◆ AIM
Find the word "label" in the records below. List each line containing it.

◆ MATERIAL SUPPLIED
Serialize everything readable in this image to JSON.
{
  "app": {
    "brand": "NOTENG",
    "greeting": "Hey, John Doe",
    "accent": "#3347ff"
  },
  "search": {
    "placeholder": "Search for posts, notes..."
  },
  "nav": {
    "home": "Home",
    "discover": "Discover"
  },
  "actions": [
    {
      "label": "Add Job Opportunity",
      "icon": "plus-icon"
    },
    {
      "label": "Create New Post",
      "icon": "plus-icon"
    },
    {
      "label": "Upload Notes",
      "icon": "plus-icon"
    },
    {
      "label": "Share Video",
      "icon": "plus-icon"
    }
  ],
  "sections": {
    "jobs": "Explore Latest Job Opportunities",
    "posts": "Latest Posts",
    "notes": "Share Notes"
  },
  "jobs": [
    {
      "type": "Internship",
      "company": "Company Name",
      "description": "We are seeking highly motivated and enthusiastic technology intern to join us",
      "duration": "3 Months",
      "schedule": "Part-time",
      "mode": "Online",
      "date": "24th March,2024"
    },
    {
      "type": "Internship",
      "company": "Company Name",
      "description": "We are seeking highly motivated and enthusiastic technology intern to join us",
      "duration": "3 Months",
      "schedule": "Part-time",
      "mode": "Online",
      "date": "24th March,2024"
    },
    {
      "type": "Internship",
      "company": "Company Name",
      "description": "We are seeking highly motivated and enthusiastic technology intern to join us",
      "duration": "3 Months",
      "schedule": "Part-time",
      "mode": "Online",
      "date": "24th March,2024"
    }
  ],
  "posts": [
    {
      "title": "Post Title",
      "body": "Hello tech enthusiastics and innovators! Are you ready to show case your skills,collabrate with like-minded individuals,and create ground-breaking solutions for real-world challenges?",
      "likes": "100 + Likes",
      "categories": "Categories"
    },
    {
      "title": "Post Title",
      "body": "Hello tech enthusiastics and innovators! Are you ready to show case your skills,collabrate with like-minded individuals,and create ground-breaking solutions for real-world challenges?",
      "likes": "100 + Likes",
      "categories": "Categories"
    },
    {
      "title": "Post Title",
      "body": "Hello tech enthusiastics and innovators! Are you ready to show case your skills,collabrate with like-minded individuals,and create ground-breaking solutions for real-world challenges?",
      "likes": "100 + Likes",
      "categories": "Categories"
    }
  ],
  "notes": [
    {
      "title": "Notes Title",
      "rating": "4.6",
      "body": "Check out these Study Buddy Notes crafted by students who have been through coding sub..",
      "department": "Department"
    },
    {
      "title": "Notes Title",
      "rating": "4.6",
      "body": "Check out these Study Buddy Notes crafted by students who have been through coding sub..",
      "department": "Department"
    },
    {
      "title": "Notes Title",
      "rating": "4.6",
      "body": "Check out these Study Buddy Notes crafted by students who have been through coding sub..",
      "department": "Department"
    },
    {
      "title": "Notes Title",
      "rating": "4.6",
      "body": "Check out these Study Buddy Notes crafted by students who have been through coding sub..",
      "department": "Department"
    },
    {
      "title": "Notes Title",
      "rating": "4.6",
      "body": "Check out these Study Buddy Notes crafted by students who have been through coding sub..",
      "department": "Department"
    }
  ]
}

◆ EXERCISE RESPONSE
      "label": "Add Job Opportunity",
      "label": "Create New Post",
      "label": "Upload Notes",
      "label": "Share Video",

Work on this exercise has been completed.